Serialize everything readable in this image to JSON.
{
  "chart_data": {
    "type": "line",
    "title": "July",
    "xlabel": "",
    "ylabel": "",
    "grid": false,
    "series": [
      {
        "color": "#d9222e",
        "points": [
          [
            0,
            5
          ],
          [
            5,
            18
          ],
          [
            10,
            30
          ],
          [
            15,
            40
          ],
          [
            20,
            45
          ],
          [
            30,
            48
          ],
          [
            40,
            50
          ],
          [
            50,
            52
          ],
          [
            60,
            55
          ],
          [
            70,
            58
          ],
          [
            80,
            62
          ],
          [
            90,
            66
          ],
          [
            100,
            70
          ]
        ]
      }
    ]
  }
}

━━━━━━━━━━━━━━━━━━━━

> _TASK DESCRIPTION_: Set down all of the entries exactly, please.

> _FINAL ANSWER_:
Serialize everything readable in this image to JSON.
{
  "chart_data": {
    "type": "line",
    "title": "July",
    "xlabel": "",
    "ylabel": "",
    "grid": false,
    "series": [
      {
        "color": "#d9222e",
        "points": [
          [
            0,
            5
          ],
          [
            5,
            18
          ],
          [
            10,
            30
          ],
          [
            15,
            40
          ],
          [
            20,
            45
          ],
          [
            30,
            48
          ],
          [
            40,
            50
          ],
          [
            50,
            52
          ],
          [
            60,
            55
          ],
          [
            70,
            58
          ],
          [
            80,
            62
          ],
          [
            90,
            66
          ],
          [
            100,
            70
          ]
        ]
      }
    ]
  }
}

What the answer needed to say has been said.